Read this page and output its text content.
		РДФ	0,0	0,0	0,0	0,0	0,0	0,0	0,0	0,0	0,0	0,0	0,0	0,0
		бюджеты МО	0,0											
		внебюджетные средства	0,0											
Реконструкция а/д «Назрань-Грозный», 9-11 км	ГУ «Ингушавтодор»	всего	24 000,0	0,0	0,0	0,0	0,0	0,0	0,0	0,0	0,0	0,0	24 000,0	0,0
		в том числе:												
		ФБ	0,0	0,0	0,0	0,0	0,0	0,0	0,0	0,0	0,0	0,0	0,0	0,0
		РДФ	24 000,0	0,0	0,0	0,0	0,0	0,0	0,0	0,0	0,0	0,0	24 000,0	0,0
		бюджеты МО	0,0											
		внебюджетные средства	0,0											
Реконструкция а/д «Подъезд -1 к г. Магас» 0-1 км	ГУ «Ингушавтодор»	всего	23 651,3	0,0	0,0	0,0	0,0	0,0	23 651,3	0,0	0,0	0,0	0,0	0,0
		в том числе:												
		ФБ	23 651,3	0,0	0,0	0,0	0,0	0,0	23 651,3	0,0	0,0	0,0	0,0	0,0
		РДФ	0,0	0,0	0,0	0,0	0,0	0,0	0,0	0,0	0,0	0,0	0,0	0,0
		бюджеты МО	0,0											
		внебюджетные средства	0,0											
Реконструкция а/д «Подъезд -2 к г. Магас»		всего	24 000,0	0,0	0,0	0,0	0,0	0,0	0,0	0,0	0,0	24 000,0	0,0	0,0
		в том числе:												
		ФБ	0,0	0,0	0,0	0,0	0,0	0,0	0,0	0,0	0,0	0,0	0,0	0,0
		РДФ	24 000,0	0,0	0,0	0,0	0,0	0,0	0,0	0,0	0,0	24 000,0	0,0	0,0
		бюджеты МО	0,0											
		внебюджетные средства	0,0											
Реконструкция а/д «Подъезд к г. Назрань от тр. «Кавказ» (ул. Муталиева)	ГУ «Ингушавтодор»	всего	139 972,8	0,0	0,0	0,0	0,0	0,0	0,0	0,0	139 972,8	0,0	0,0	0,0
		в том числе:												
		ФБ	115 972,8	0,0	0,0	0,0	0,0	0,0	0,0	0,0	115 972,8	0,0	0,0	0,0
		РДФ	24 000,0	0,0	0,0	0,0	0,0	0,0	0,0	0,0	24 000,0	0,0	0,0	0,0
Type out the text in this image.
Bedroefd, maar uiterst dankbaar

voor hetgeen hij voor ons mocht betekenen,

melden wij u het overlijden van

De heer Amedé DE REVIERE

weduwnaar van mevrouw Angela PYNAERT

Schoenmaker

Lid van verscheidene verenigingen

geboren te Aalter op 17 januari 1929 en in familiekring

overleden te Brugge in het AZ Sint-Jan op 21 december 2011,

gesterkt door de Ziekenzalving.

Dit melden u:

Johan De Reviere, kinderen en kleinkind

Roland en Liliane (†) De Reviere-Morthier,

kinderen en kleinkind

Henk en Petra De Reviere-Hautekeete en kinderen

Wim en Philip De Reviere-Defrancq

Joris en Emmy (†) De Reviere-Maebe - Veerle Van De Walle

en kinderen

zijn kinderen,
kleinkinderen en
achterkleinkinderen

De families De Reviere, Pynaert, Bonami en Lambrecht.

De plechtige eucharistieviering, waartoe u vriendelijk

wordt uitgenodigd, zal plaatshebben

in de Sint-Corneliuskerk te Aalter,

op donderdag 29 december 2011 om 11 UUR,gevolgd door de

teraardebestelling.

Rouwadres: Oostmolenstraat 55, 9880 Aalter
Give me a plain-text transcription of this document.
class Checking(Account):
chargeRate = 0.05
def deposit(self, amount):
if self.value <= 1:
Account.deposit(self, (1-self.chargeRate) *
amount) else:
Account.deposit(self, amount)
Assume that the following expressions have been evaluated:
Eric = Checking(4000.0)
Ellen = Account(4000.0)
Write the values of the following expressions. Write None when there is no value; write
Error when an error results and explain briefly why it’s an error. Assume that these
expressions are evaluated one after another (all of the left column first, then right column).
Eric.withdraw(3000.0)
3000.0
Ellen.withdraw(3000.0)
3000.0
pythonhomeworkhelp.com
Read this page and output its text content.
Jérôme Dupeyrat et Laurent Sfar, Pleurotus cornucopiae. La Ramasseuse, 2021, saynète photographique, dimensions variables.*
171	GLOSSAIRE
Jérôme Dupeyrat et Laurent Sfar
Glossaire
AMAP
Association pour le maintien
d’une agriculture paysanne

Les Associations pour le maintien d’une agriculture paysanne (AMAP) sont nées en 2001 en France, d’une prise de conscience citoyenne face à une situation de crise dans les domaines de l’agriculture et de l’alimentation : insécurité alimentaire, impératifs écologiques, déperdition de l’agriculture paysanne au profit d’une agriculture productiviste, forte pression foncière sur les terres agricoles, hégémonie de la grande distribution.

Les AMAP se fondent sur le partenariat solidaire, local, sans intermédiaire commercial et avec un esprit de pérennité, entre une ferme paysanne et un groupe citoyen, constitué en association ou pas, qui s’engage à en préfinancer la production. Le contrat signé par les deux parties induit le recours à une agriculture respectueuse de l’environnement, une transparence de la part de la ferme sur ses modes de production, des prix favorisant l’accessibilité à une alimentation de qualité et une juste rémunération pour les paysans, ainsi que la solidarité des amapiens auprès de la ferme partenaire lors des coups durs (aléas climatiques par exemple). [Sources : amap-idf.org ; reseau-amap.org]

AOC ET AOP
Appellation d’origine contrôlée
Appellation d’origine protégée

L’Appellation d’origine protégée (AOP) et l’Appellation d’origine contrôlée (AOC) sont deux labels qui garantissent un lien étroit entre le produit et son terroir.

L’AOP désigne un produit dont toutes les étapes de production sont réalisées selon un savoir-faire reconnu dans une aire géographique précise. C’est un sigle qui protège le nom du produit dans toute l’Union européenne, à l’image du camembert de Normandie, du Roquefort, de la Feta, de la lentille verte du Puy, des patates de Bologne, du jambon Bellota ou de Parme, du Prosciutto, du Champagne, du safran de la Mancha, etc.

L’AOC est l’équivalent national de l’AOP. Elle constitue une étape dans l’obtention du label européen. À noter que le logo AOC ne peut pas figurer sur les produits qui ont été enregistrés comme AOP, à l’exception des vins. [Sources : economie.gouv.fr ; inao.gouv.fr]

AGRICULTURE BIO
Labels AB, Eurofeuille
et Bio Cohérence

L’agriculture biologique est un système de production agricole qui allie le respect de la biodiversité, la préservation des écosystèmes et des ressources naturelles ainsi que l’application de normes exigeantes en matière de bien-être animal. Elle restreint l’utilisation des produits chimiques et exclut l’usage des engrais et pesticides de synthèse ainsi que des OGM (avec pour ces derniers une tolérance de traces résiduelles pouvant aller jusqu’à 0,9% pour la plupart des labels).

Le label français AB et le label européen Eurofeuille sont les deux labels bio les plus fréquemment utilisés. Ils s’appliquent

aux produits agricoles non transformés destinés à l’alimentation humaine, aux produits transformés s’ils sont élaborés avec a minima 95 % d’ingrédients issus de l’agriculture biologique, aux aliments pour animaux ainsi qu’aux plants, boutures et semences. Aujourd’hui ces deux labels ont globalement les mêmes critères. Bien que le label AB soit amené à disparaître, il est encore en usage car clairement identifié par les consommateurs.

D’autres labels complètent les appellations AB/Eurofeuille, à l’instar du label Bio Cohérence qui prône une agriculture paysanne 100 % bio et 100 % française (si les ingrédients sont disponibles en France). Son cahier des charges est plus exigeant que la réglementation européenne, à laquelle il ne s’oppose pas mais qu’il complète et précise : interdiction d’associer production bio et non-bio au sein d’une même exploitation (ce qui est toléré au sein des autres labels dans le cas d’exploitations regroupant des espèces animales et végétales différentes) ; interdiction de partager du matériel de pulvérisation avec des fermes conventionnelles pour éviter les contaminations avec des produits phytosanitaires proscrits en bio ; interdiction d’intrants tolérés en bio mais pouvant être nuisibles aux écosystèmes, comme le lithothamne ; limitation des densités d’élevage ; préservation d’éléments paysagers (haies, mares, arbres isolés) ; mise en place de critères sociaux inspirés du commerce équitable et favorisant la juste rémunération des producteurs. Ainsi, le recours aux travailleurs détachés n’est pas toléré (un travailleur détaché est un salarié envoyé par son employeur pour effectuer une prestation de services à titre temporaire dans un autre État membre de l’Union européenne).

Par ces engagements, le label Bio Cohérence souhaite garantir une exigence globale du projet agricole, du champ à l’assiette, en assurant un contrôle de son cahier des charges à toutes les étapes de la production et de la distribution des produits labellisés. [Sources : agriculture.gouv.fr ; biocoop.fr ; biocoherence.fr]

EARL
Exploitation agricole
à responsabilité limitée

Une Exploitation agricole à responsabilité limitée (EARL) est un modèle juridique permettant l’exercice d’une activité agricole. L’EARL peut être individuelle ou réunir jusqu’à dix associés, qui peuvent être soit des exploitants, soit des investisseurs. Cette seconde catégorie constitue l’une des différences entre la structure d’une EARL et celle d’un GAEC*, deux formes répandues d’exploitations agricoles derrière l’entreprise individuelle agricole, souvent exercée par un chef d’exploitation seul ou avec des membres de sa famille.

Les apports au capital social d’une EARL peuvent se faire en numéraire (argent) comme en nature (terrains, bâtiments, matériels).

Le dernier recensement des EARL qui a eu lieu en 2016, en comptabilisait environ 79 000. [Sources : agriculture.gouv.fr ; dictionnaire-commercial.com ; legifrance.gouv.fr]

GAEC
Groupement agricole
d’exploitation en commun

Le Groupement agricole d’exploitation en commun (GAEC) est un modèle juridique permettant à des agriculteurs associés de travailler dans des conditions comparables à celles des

-------------------------

Using the listing, copy every line where the word "value" shows up.

if self.value <= 1:
Write the values of the following expressions. Write None when there is no value; write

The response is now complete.